TASK GOAL: Pictures stay out of the copy; restate everything else in the material exactly.

(Records that describe figures)
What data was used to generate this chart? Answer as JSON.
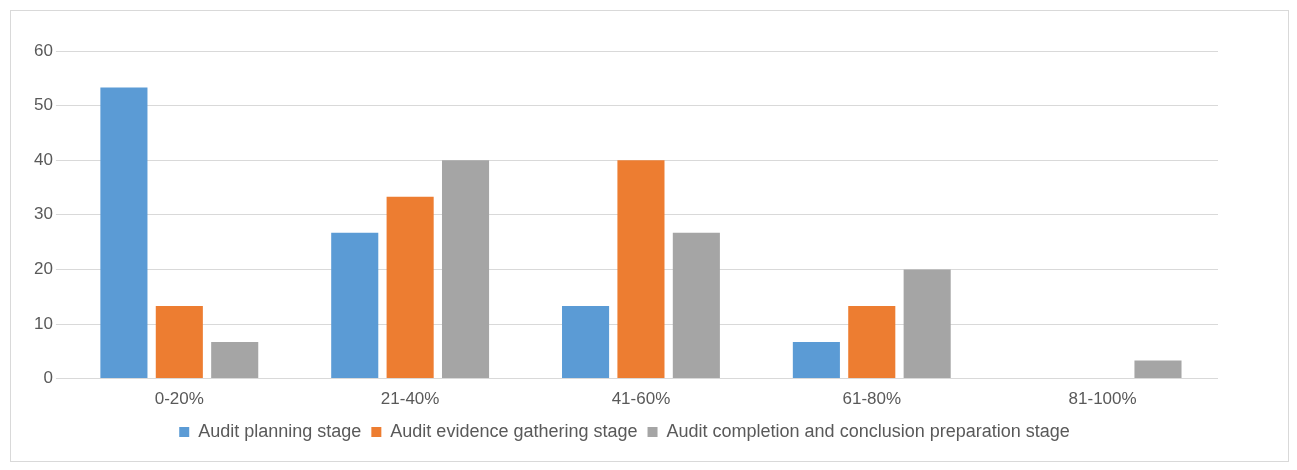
{
  "chart_data": {
    "type": "bar",
    "categories": [
      "0-20%",
      "21-40%",
      "41-60%",
      "61-80%",
      "81-100%"
    ],
    "series": [
      {
        "name": "Audit planning stage",
        "color": "#5b9bd5",
        "values": [
          53.3,
          26.7,
          13.3,
          6.7,
          0
        ]
      },
      {
        "name": "Audit evidence gathering stage",
        "color": "#ed7d31",
        "values": [
          13.3,
          33.3,
          40,
          13.3,
          0
        ]
      },
      {
        "name": "Audit completion and conclusion preparation stage",
        "color": "#a5a5a5",
        "values": [
          6.7,
          40,
          26.7,
          20,
          3.3
        ]
      }
    ],
    "ylim": [
      0,
      60
    ],
    "yticks": [
      0,
      10,
      20,
      30,
      40,
      50,
      60
    ],
    "grid": "y",
    "legend": "bottom"
  }
}
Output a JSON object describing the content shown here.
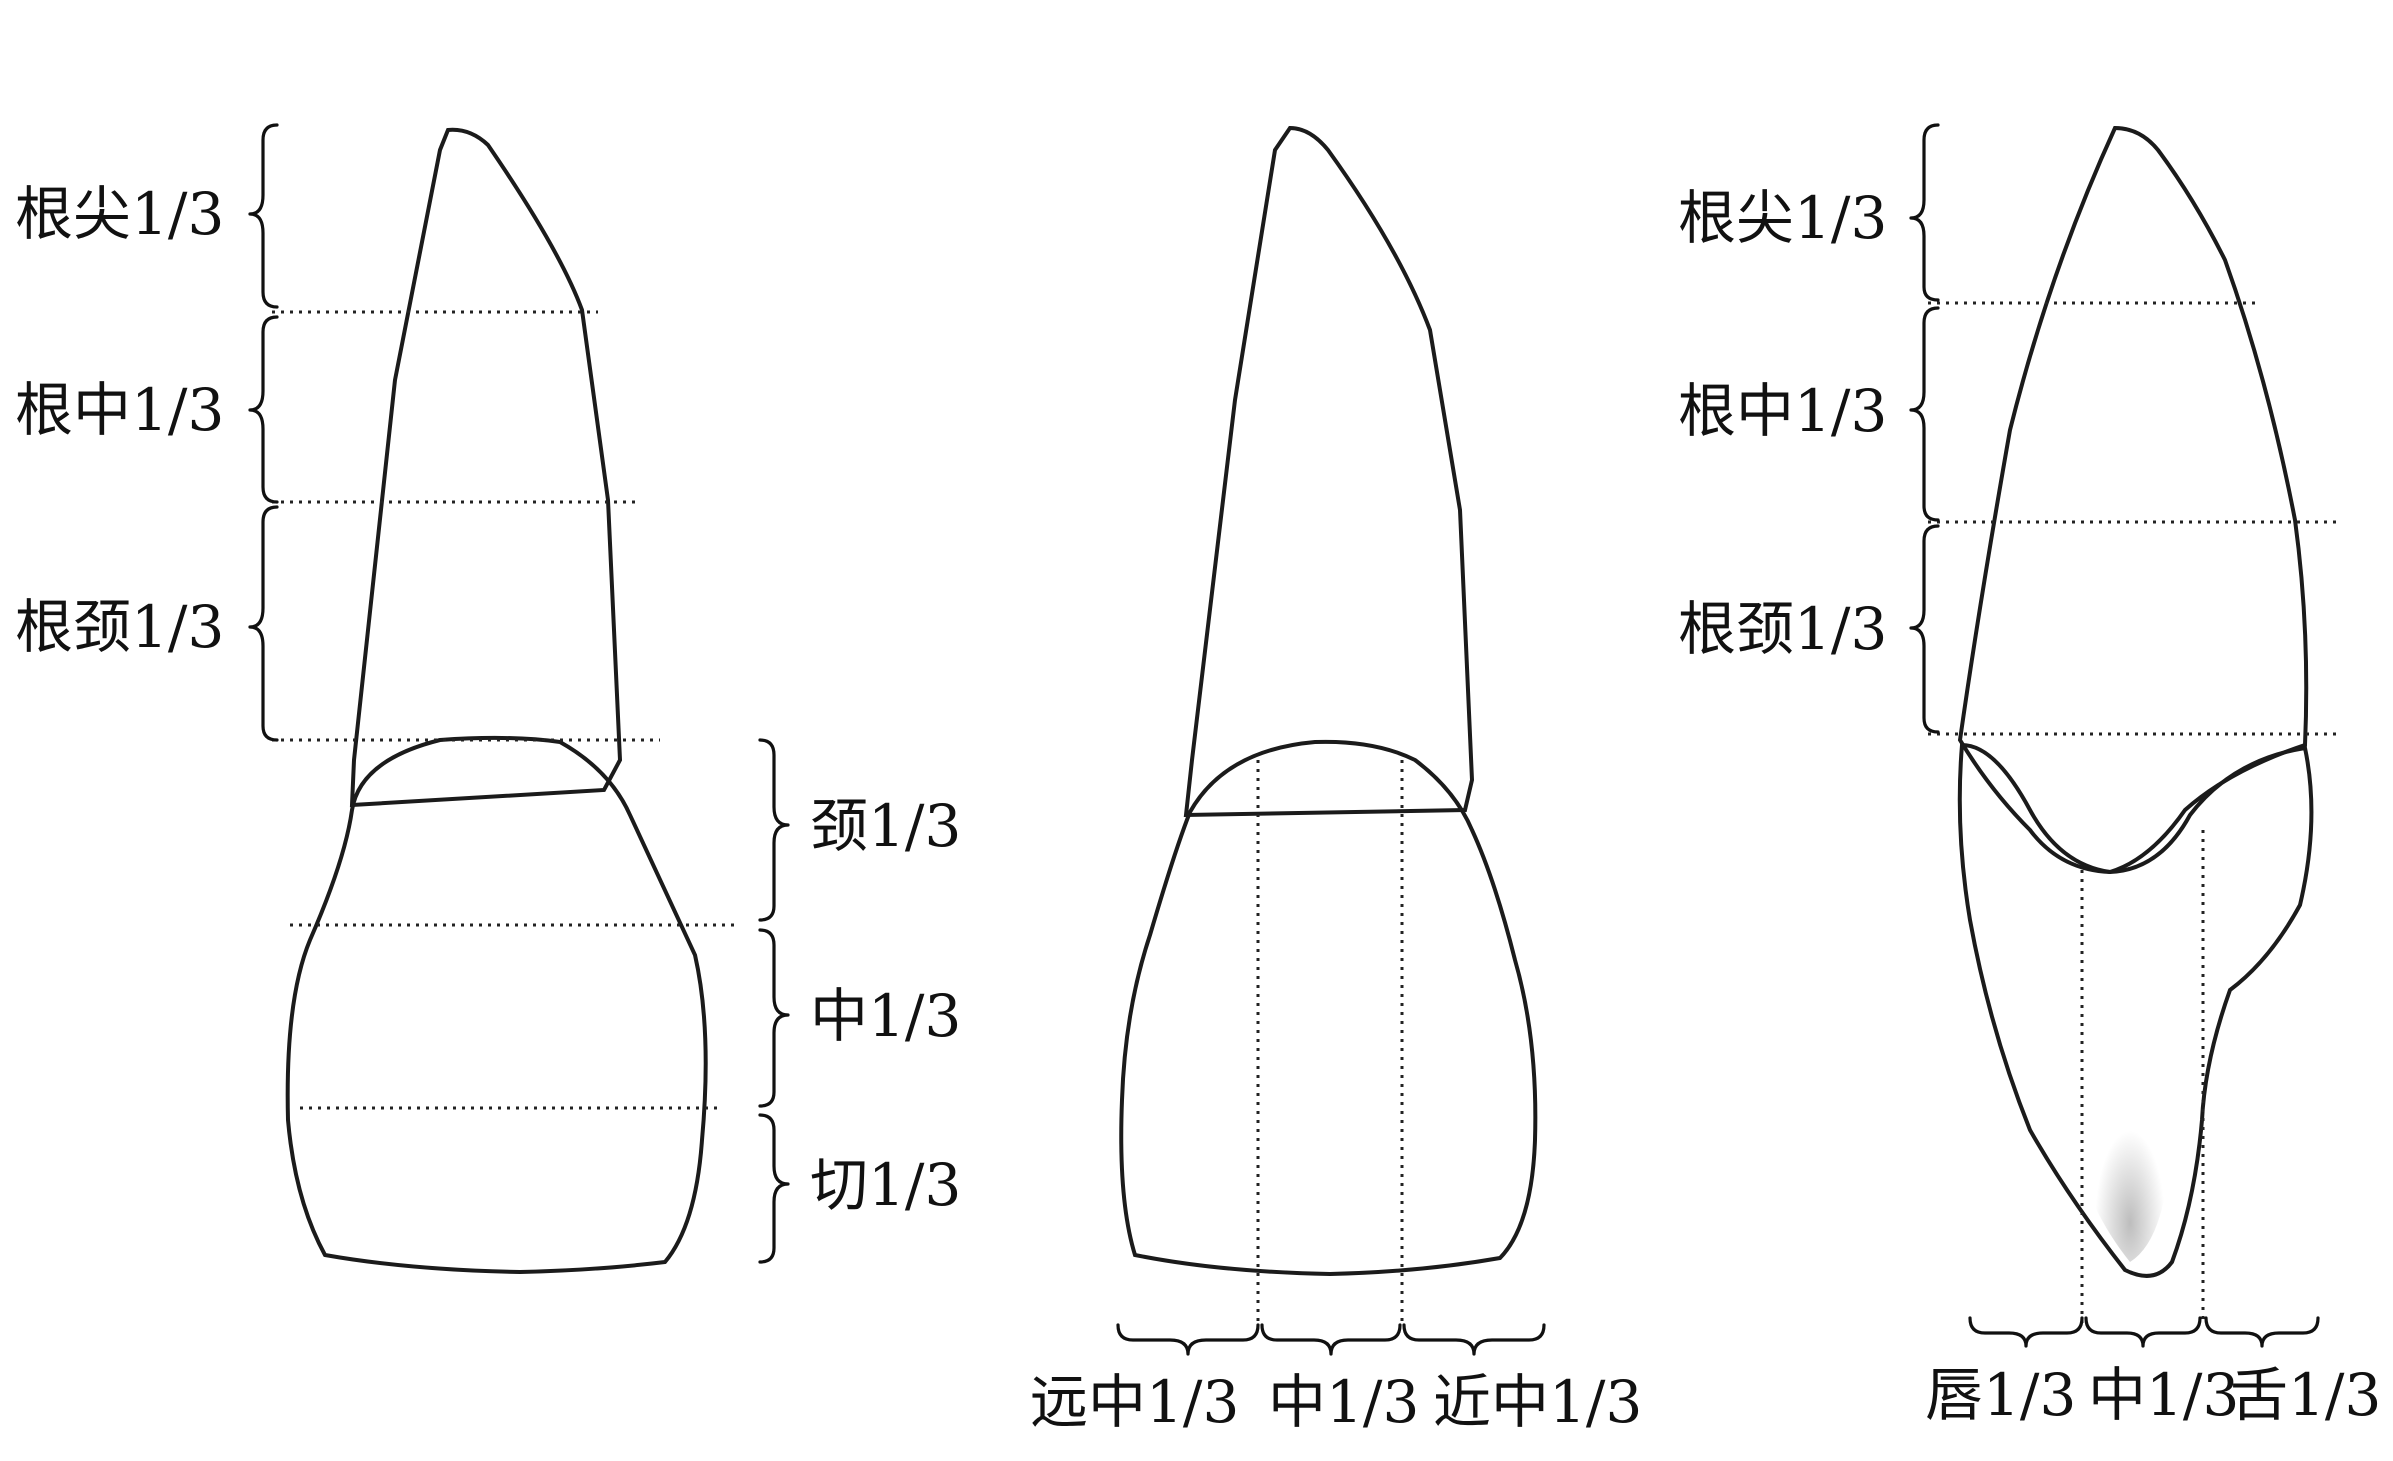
{
  "front_view": {
    "root_labels": [
      "根尖1/3",
      "根中1/3",
      "根颈1/3"
    ],
    "crown_labels": [
      "颈1/3",
      "中1/3",
      "切1/3"
    ]
  },
  "side_view": {
    "labels": [
      "远中1/3",
      "中1/3",
      "近中1/3"
    ]
  },
  "profile_view": {
    "root_labels": [
      "根尖1/3",
      "根中1/3",
      "根颈1/3"
    ],
    "bottom_labels": [
      "唇1/3",
      "中1/3",
      "舌1/3"
    ]
  }
}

SOLVED PROBLEM:
What data was used to generate this chart? Answer as JSON.
{
  "chart_data": {
    "type": "bar",
    "categories": [
      "0-20%",
      "21-40%",
      "41-60%",
      "61-80%",
      "81-100%"
    ],
    "series": [
      {
        "name": "Audit planning stage",
        "color": "#5b9bd5",
        "values": [
          53.3,
          26.7,
          13.3,
          6.7,
          0
        ]
      },
      {
        "name": "Audit evidence gathering stage",
        "color": "#ed7d31",
        "values": [
          13.3,
          33.3,
          40,
          13.3,
          0
        ]
      },
      {
        "name": "Audit completion and conclusion preparation stage",
        "color": "#a5a5a5",
        "values": [
          6.7,
          40,
          26.7,
          20,
          3.3
        ]
      }
    ],
    "ylim": [
      0,
      60
    ],
    "yticks": [
      0,
      10,
      20,
      30,
      40,
      50,
      60
    ],
    "grid": "y",
    "legend": "bottom"
  }
}
Output a JSON object describing the content shown here.
{
  "front_view": {
    "root_labels": [
      "根尖1/3",
      "根中1/3",
      "根颈1/3"
    ],
    "crown_labels": [
      "颈1/3",
      "中1/3",
      "切1/3"
    ]
  },
  "side_view": {
    "labels": [
      "远中1/3",
      "中1/3",
      "近中1/3"
    ]
  },
  "profile_view": {
    "root_labels": [
      "根尖1/3",
      "根中1/3",
      "根颈1/3"
    ],
    "bottom_labels": [
      "唇1/3",
      "中1/3",
      "舌1/3"
    ]
  }
}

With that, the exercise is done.